**Written exercise**
The entries below are to be repeated exactly as they stand.

================

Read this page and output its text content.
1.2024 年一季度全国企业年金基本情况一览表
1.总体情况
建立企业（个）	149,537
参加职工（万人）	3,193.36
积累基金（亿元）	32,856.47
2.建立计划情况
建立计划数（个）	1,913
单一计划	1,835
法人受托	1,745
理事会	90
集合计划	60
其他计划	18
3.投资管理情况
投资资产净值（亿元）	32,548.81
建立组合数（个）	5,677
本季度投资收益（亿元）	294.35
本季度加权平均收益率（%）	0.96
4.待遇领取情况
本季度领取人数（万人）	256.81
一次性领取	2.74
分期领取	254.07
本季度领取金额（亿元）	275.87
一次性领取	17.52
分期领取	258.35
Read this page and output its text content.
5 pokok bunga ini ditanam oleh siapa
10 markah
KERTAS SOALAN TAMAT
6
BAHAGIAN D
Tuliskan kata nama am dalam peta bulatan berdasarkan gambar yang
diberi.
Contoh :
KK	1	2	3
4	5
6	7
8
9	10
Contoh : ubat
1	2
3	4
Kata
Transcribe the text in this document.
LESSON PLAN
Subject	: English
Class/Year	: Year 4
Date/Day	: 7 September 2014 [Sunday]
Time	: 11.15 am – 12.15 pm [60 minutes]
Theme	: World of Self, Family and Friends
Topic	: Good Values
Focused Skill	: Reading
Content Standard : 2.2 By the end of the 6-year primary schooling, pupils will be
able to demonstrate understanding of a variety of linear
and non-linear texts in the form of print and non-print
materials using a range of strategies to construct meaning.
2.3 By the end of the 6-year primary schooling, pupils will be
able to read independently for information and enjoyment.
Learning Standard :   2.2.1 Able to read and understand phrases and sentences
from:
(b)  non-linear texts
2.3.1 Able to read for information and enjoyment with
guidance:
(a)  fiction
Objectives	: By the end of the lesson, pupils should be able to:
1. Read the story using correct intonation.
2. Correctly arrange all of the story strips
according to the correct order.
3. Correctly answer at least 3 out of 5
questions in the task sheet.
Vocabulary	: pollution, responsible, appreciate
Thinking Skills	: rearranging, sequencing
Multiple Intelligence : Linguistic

================

**Answer to the task**
Read this page and output its text content.
1.2024 年一季度全国企业年金基本情况一览表
1.总体情况
建立企业（个）	149,537
参加职工（万人）	3,193.36
积累基金（亿元）	32,856.47
2.建立计划情况
建立计划数（个）	1,913
单一计划	1,835
法人受托	1,745
理事会	90
集合计划	60
其他计划	18
3.投资管理情况
投资资产净值（亿元）	32,548.81
建立组合数（个）	5,677
本季度投资收益（亿元）	294.35
本季度加权平均收益率（%）	0.96
4.待遇领取情况
本季度领取人数（万人）	256.81
一次性领取	2.74
分期领取	254.07
本季度领取金额（亿元）	275.87
一次性领取	17.52
分期领取	258.35
Read this page and output its text content.
5 pokok bunga ini ditanam oleh siapa
10 markah
KERTAS SOALAN TAMAT
6
BAHAGIAN D
Tuliskan kata nama am dalam peta bulatan berdasarkan gambar yang
diberi.
Contoh :
KK	1	2	3
4	5
6	7
8
9	10
Contoh : ubat
1	2
3	4
Kata
Transcribe the text in this document.
LESSON PLAN
Subject	: English
Class/Year	: Year 4
Date/Day	: 7 September 2014 [Sunday]
Time	: 11.15 am – 12.15 pm [60 minutes]
Theme	: World of Self, Family and Friends
Topic	: Good Values
Focused Skill	: Reading
Content Standard : 2.2 By the end of the 6-year primary schooling, pupils will be
able to demonstrate understanding of a variety of linear
and non-linear texts in the form of print and non-print
materials using a range of strategies to construct meaning.
2.3 By the end of the 6-year primary schooling, pupils will be
able to read independently for information and enjoyment.
Learning Standard :   2.2.1 Able to read and understand phrases and sentences
from:
(b)  non-linear texts
2.3.1 Able to read for information and enjoyment with
guidance:
(a)  fiction
Objectives	: By the end of the lesson, pupils should be able to:
1. Read the story using correct intonation.
2. Correctly arrange all of the story strips
according to the correct order.
3. Correctly answer at least 3 out of 5
questions in the task sheet.
Vocabulary	: pollution, responsible, appreciate
Thinking Skills	: rearranging, sequencing
Multiple Intelligence : Linguistic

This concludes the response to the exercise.